» **Exercise brief**: Copy each line below that contains "Wanderungssaldo".
[START Dataset entries]
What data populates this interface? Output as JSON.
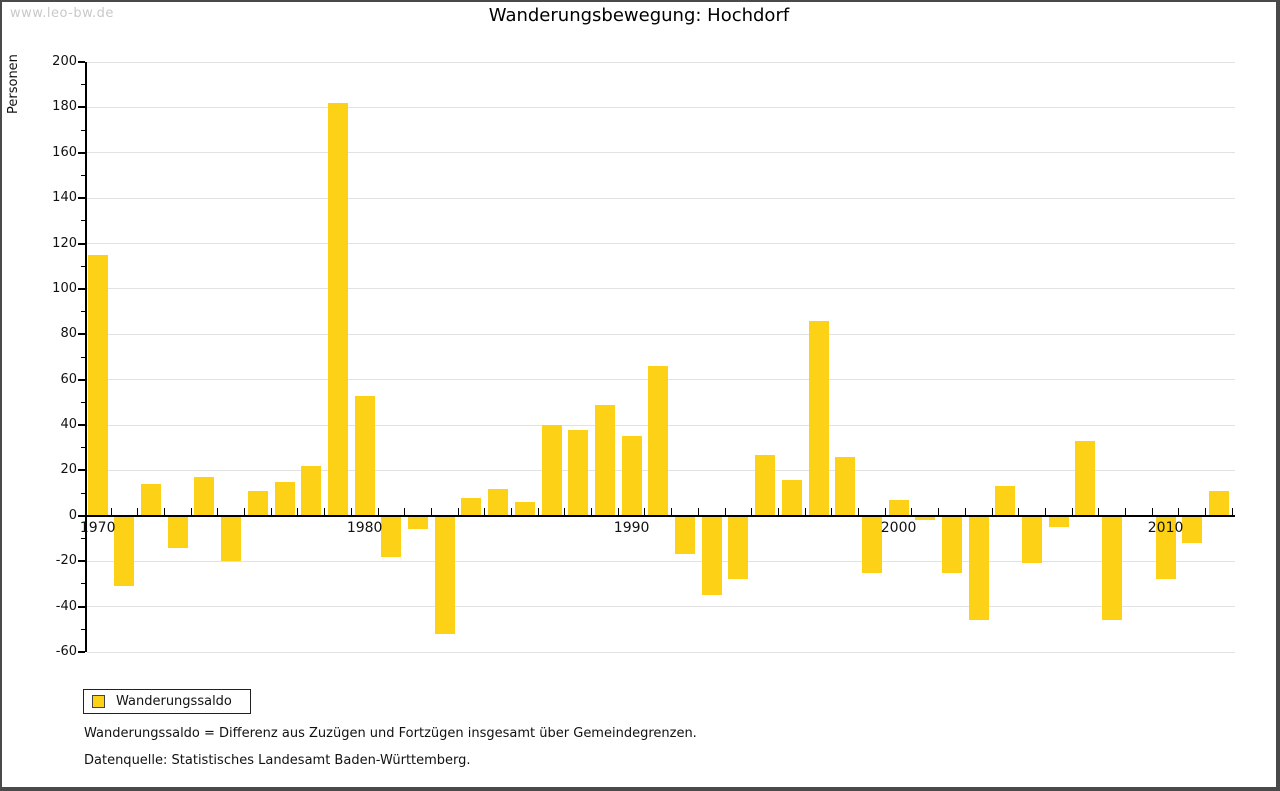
{
  "watermark": "www.leo-bw.de",
  "footnotes": {
    "definition": "Wanderungssaldo = Differenz aus Zuzügen und Fortzügen insgesamt über Gemeindegrenzen.",
    "source": "Datenquelle: Statistisches Landesamt Baden-Württemberg."
  },
  "chart_data": {
    "type": "bar",
    "title": "Wanderungsbewegung: Hochdorf",
    "ylabel": "Personen",
    "legend": "Wanderungssaldo",
    "legend_position": "bottom-left",
    "grid": true,
    "ylim": [
      -60,
      200
    ],
    "y_tick_step": 20,
    "y_minor_tick_step": 10,
    "x_decade_labels": [
      1970,
      1980,
      1990,
      2000,
      2010
    ],
    "bar_color": "#FCD116",
    "categories": [
      1970,
      1971,
      1972,
      1973,
      1974,
      1975,
      1976,
      1977,
      1978,
      1979,
      1980,
      1981,
      1982,
      1983,
      1984,
      1985,
      1986,
      1987,
      1988,
      1989,
      1990,
      1991,
      1992,
      1993,
      1994,
      1995,
      1996,
      1997,
      1998,
      1999,
      2000,
      2001,
      2002,
      2003,
      2004,
      2005,
      2006,
      2007,
      2008,
      2009,
      2010,
      2011,
      2012
    ],
    "values": [
      115,
      -31,
      14,
      -14,
      17,
      -20,
      11,
      15,
      22,
      182,
      53,
      -18,
      -6,
      -52,
      8,
      12,
      6,
      40,
      38,
      49,
      35,
      66,
      -17,
      -35,
      -28,
      27,
      16,
      86,
      26,
      -25,
      7,
      -2,
      -25,
      -46,
      13,
      -21,
      -5,
      33,
      -46,
      0,
      -28,
      -12,
      11
    ]
  }
}
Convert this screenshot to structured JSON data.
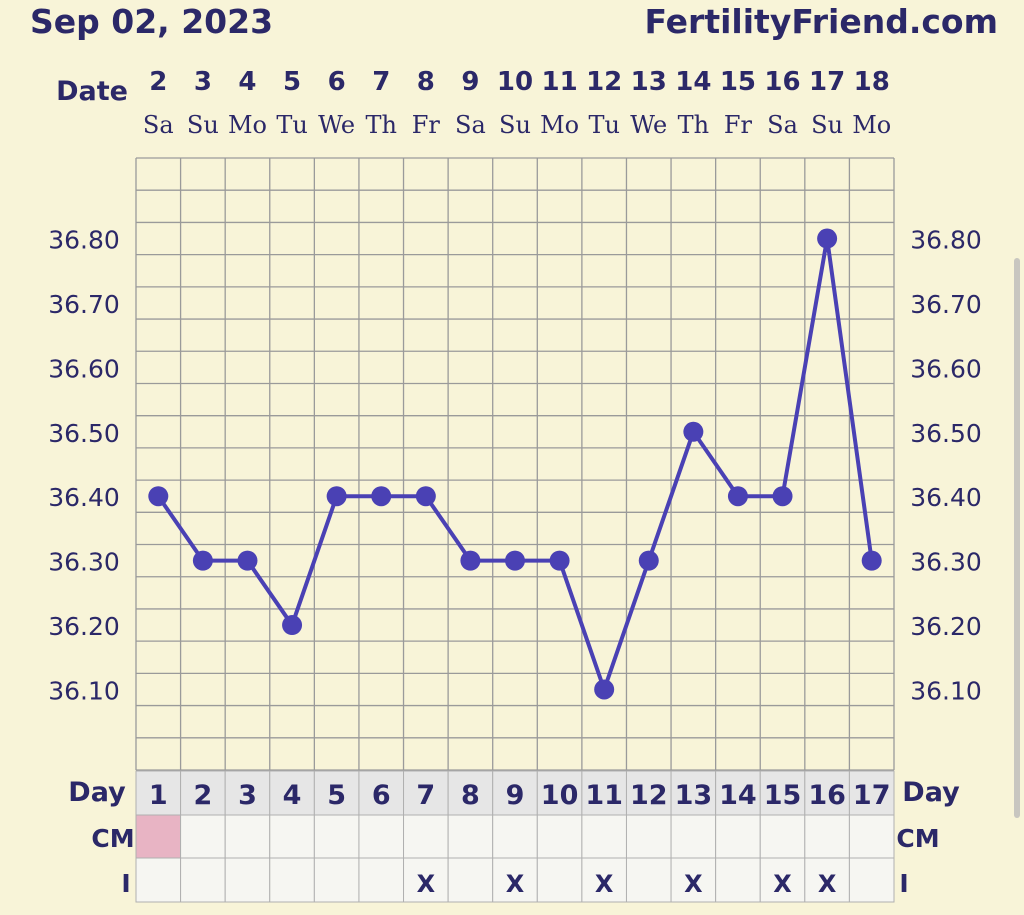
{
  "header": {
    "date": "Sep 02, 2023",
    "site": "FertilityFriend.com"
  },
  "labels": {
    "date_row": "Date",
    "day_row": "Day",
    "cm_row": "CM",
    "i_row": "I"
  },
  "colors": {
    "line": "#4a41b4",
    "grid": "#9a9a9a",
    "plot_bg": "#f8f4d8",
    "day_cell_bg": "#e6e6e6",
    "cm_mark": "#e8b4c4",
    "text": "#2b2868"
  },
  "chart_data": {
    "type": "line",
    "x": [
      "2",
      "3",
      "4",
      "5",
      "6",
      "7",
      "8",
      "9",
      "10",
      "11",
      "12",
      "13",
      "14",
      "15",
      "16",
      "17",
      "18"
    ],
    "weekdays": [
      "Sa",
      "Su",
      "Mo",
      "Tu",
      "We",
      "Th",
      "Fr",
      "Sa",
      "Su",
      "Mo",
      "Tu",
      "We",
      "Th",
      "Fr",
      "Sa",
      "Su",
      "Mo"
    ],
    "cycle_days": [
      "1",
      "2",
      "3",
      "4",
      "5",
      "6",
      "7",
      "8",
      "9",
      "10",
      "11",
      "12",
      "13",
      "14",
      "15",
      "16",
      "17"
    ],
    "series": [
      {
        "values": [
          36.4,
          36.3,
          36.3,
          36.2,
          36.4,
          36.4,
          36.4,
          36.3,
          36.3,
          36.3,
          36.1,
          36.3,
          36.5,
          36.4,
          36.4,
          36.8,
          36.3
        ]
      }
    ],
    "y_ticks": [
      "36.80",
      "36.70",
      "36.60",
      "36.50",
      "36.40",
      "36.30",
      "36.20",
      "36.10"
    ],
    "ylim": [
      35.975,
      36.925
    ],
    "grid": true,
    "cm": [
      "marked",
      "",
      "",
      "",
      "",
      "",
      "",
      "",
      "",
      "",
      "",
      "",
      "",
      "",
      "",
      "",
      ""
    ],
    "intercourse": [
      "",
      "",
      "",
      "",
      "",
      "",
      "X",
      "",
      "X",
      "",
      "X",
      "",
      "X",
      "",
      "X",
      "X",
      ""
    ]
  }
}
[END Dataset entries]
» **Solved problem**:
    "definition": "Wanderungssaldo = Differenz aus Zuzügen und Fortzügen insgesamt über Gemeindegrenzen.",
    "legend": "Wanderungssaldo",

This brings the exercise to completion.